Extract to read:
■ ■ ■ ■ ■ ■ ■

On a different note, my wife and I were also delighted to attend the Commonwealth Games held in Glasgow. Team Jersey performed admirably and it was a privilege to support our fine athletes in their competitive endeavours. As small as Jersey might be, I am always amazed at the Island’s ability to produce top-class sports men and women and we only just missed obtaining medals in both bowls and shooting. Next year, Jersey will host the Island Games and I know that preparations are well advanced. It should be a wonderful occasion and I have no doubt that the Island will provide a warm welcome to the participants.
On a sadder note, we have this year seen the passing of two former Lieutenant-Governors, Sir Michael Wilkes and, more recently, Sir John Sutton. Both men were extremely distinguished and served the Island and its community with great enthusiasm. They were both regarded with great respect and also with affection for the way in which they went about fulfilling the responsibilities of their office. They both committed themselves fully to the role and we express our condolences to Lady Wilkes, Lady Sutton and their families.
During my time as Bailiff, I have never ceased to be impressed by the generosity and goodwill in our community. I have seen this particularly in the voluntary and charitable sector which makes such an enormous contribution to our society across all ages, from youth groups to organisations which care for the sick and the elderly. A leading example of voluntary service to the community is that given by the honorary police. I am delighted therefore that in December, Her Majesty authorised the award of Long Service and Good Conduct medals to members of the Honorary Police who have served for 12 years. This is a splendid recognition of the dedicated service which so many members of the honorary police have given over a lengthy period, turning out at all times of the day or night in order to serve the community. I much look forward to the first presentations of the medal in 2015.
This will be the last occasion on which I shall send a Christmas Message as Bailiff. It has been a privilege and an honour to serve in that office and I would like to take this opportunity of thanking all those who have made my wife and me so welcome, whether at civic ceremonies, community or charitable events or on other occasions. I could not be more proud of our Island. We have much to be grateful for in terms of its beauty, the low crime rate, the excellent health and educational services and the sense of community. But, like all communities we face our challenges and we need in particular to ensure that the Island looks after those who are in need. Christmas is a time to celebrate with family and friends and to reflect on the year gone by; above all we should recall what occurred in Bethlehem more than two thousand years ago with its message of joy, peace, friendship and compassion.
Joan joins me in wishing all your readers a very happy and peaceful Christmas and a New Year filled with promise and opportunity.

■ ■ ■ ■ ■ ■ ■

Material:
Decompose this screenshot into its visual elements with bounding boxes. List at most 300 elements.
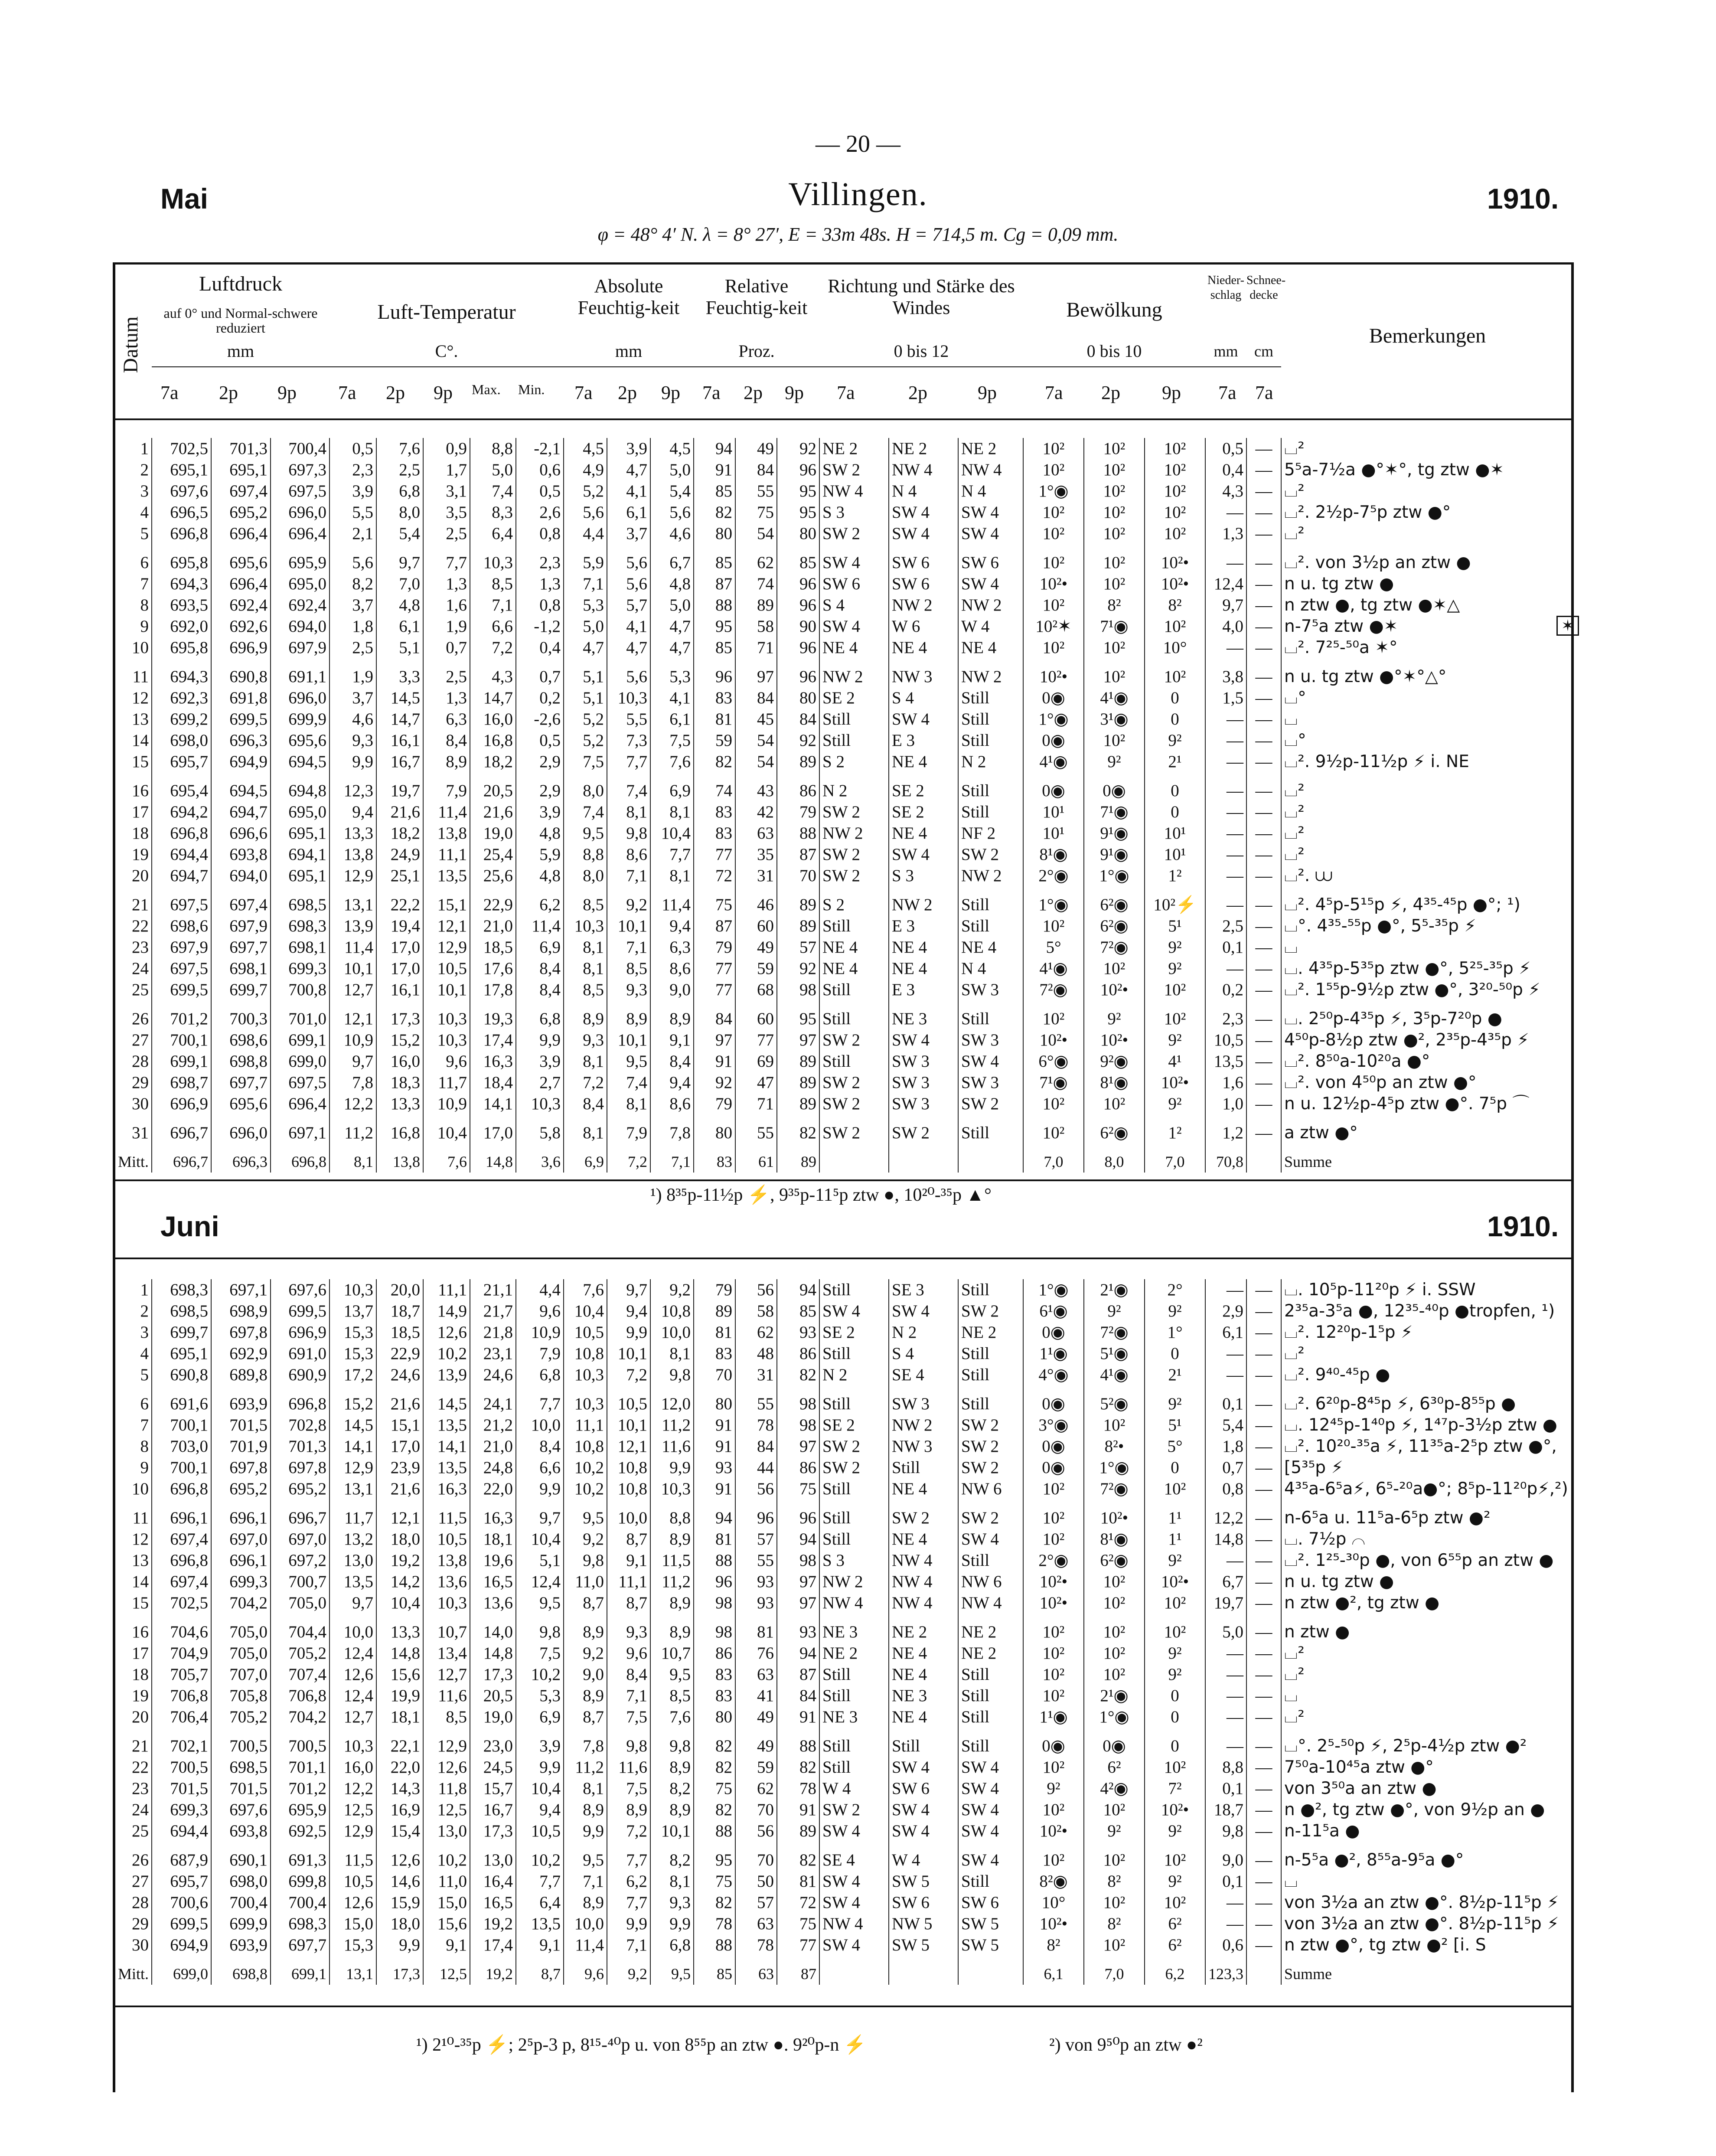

■ ■ ■ ■ ■ ■ ■

Exercise aim:
According to the Christmas message, why is the award of Long Service and Good Conduct medals to the Honorary Police "a splendid recognition"? Answer in one to three sentences.

Output of the task:
It recognizes the dedicated service that many members of the honorary police have given over a lengthy period. They turn out at all times of the day or night to serve the community.